» Written instruction: Copy out all of the rows below line for line with no changes, and leave the pictures out.

(Region and label listings)
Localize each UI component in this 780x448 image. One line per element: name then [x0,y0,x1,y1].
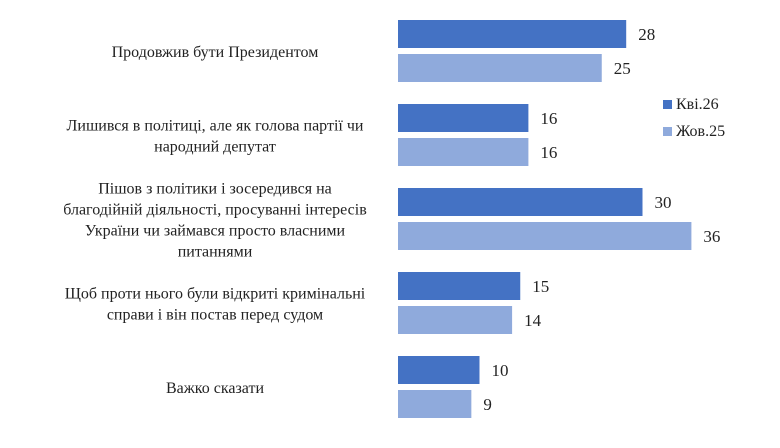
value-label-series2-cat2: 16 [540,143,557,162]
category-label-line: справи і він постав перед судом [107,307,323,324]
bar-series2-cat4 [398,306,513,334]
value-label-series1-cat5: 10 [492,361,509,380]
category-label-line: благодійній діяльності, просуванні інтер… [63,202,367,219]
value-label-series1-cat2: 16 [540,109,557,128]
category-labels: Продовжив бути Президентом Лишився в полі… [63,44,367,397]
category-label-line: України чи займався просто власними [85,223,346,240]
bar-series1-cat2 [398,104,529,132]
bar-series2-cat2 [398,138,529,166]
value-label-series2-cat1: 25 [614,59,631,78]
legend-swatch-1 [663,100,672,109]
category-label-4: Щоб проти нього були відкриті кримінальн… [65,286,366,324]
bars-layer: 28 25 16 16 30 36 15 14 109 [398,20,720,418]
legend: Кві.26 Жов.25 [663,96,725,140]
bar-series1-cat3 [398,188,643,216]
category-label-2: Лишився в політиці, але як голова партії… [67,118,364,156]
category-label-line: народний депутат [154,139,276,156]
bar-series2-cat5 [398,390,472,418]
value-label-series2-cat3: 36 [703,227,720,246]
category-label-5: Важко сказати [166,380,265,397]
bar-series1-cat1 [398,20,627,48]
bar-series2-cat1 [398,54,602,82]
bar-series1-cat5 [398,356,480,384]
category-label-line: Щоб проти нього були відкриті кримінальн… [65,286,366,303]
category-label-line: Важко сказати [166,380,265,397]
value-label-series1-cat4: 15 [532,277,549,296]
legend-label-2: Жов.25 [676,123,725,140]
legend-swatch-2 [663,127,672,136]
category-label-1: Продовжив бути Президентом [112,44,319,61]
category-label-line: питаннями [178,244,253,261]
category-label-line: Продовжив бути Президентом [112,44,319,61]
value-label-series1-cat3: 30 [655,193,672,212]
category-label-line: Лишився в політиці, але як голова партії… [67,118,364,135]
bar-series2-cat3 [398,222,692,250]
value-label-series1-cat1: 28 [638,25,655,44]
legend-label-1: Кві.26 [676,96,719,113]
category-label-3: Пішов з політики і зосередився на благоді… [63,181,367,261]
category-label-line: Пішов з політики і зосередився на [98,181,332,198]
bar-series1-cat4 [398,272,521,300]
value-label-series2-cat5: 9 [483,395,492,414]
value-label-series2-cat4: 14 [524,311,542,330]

» Response to the exercise:
Localize each UI component in this 780x448 image. One line per element: name then [x0,y0,x1,y1].
value-label-series2-cat2: 16 [540,143,557,162]
category-label-line: справи і він постав перед судом [107,307,323,324]
bar-series2-cat4 [398,306,513,334]
value-label-series1-cat5: 10 [492,361,509,380]
category-label-line: благодійній діяльності, просуванні інтер… [63,202,367,219]
value-label-series1-cat2: 16 [540,109,557,128]
category-labels: Продовжив бути Президентом Лишився в полі… [63,44,367,397]
category-label-line: України чи займався просто власними [85,223,346,240]
bar-series1-cat2 [398,104,529,132]
bar-series2-cat2 [398,138,529,166]
value-label-series2-cat1: 25 [614,59,631,78]
legend-swatch-1 [663,100,672,109]
category-label-4: Щоб проти нього були відкриті кримінальн… [65,286,366,324]
bars-layer: 28 25 16 16 30 36 15 14 109 [398,20,720,418]
legend: Кві.26 Жов.25 [663,96,725,140]
bar-series1-cat3 [398,188,643,216]
category-label-2: Лишився в політиці, але як голова партії… [67,118,364,156]
category-label-line: народний депутат [154,139,276,156]
bar-series2-cat5 [398,390,472,418]
value-label-series2-cat3: 36 [703,227,720,246]
category-label-5: Важко сказати [166,380,265,397]
bar-series1-cat1 [398,20,627,48]
bar-series2-cat1 [398,54,602,82]
bar-series1-cat5 [398,356,480,384]
category-label-line: Щоб проти нього були відкриті кримінальн… [65,286,366,303]
category-label-line: Важко сказати [166,380,265,397]
value-label-series1-cat4: 15 [532,277,549,296]
legend-label-2: Жов.25 [676,123,725,140]
legend-swatch-2 [663,127,672,136]
category-label-1: Продовжив бути Президентом [112,44,319,61]
category-label-line: питаннями [178,244,253,261]
category-label-line: Продовжив бути Президентом [112,44,319,61]
value-label-series1-cat3: 30 [655,193,672,212]
category-label-line: Лишився в політиці, але як голова партії… [67,118,364,135]
bar-series2-cat3 [398,222,692,250]
value-label-series1-cat1: 28 [638,25,655,44]
legend-label-1: Кві.26 [676,96,719,113]
category-label-3: Пішов з політики і зосередився на благоді… [63,181,367,261]
category-label-line: Пішов з політики і зосередився на [98,181,332,198]
bar-series1-cat4 [398,272,521,300]
value-label-series2-cat5: 9 [483,395,492,414]
value-label-series2-cat4: 14 [524,311,542,330]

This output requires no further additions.